Items from a data source

------

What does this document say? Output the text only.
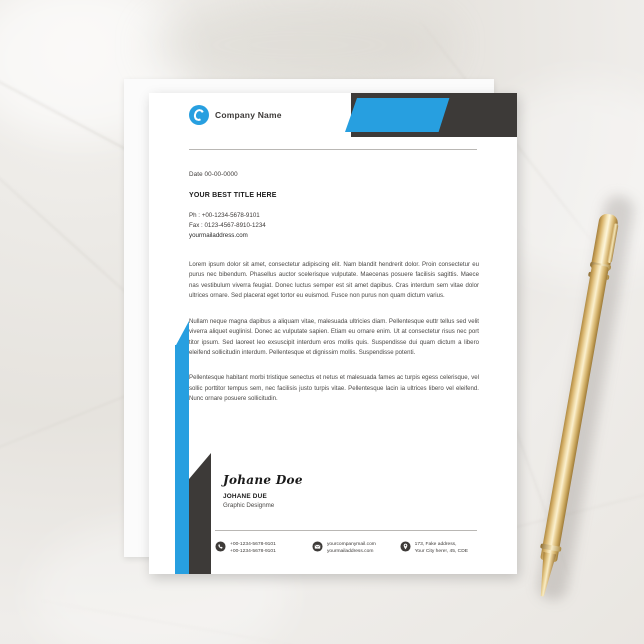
Company Name
Date 00-00-0000
YOUR BEST TITLE HERE
Ph : +00-1234-5678-9101
Fax : 0123-4567-8910-1234
yourmailaddress.com
Lorem ipsum dolor sit amet, consectetur adipiscing elit. Nam blandit hendrerit dolor. Proin consectetur eu purus nec bibendum. Phasellus auctor scelerisque vulputate. Maecenas posuere facilisis sagittis. Maece nas vestibulum viverra feugiat. Donec luctus semper est sit amet dapibus. Cras interdum sem vitae dolor ultrices ornare. Sed placerat eget tortor eu euismod. Fusce non purus non quam dictum varius.
Nullam neque magna dapibus a aliquam vitae, malesuada ultricies diam. Pellentesque euttr tellus sed velit viverra aliquet euglinisl. Donec ac vulputate sapien. Etiam eu ornare enim. Ut at consectetur risus nec port titor ipsum. Sed laoreet leo exsuscipit interdum eros mollis quis. Suspendisse dui quam dictum a libero eleifend sollicitudin interdum. Pellentesque et dignissim mollis. Suspendisse potenti.
Pellentesque habitant morbi tristique senectus et netus et malesuada fames ac turpis egess celerisque, vel sollic porttitor tempus sem, nec facilisis justo turpis vitae. Pellentesque lacin ia ultrices libero vel eleifend. Nunc ornare posuere sollicitudin.
Johane Doe
JOHANE DUE
Graphic Designme
+00-1234-5678-9101
+00-1234-5678-9101
yourcompanymail.com
yourmailaddress.com
173, Fake address,
Your City here!, 45, CDE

------

◆ **WHAT YOU NEED TO DO**: Repeat all the data as it stands, dropping any images it holds.

◆ **SOLVED EXERCISE**:
What does this document say? Output the text only.
Company Name
Date 00-00-0000
YOUR BEST TITLE HERE
Ph : +00-1234-5678-9101
Fax : 0123-4567-8910-1234
yourmailaddress.com
Lorem ipsum dolor sit amet, consectetur adipiscing elit. Nam blandit hendrerit dolor. Proin consectetur eu purus nec bibendum. Phasellus auctor scelerisque vulputate. Maecenas posuere facilisis sagittis. Maece nas vestibulum viverra feugiat. Donec luctus semper est sit amet dapibus. Cras interdum sem vitae dolor ultrices ornare. Sed placerat eget tortor eu euismod. Fusce non purus non quam dictum varius.
Nullam neque magna dapibus a aliquam vitae, malesuada ultricies diam. Pellentesque euttr tellus sed velit viverra aliquet euglinisl. Donec ac vulputate sapien. Etiam eu ornare enim. Ut at consectetur risus nec port titor ipsum. Sed laoreet leo exsuscipit interdum eros mollis quis. Suspendisse dui quam dictum a libero eleifend sollicitudin interdum. Pellentesque et dignissim mollis. Suspendisse potenti.
Pellentesque habitant morbi tristique senectus et netus et malesuada fames ac turpis egess celerisque, vel sollic porttitor tempus sem, nec facilisis justo turpis vitae. Pellentesque lacin ia ultrices libero vel eleifend. Nunc ornare posuere sollicitudin.
Johane Doe
JOHANE DUE
Graphic Designme
+00-1234-5678-9101
+00-1234-5678-9101
yourcompanymail.com
yourmailaddress.com
173, Fake address,
Your City here!, 45, CDE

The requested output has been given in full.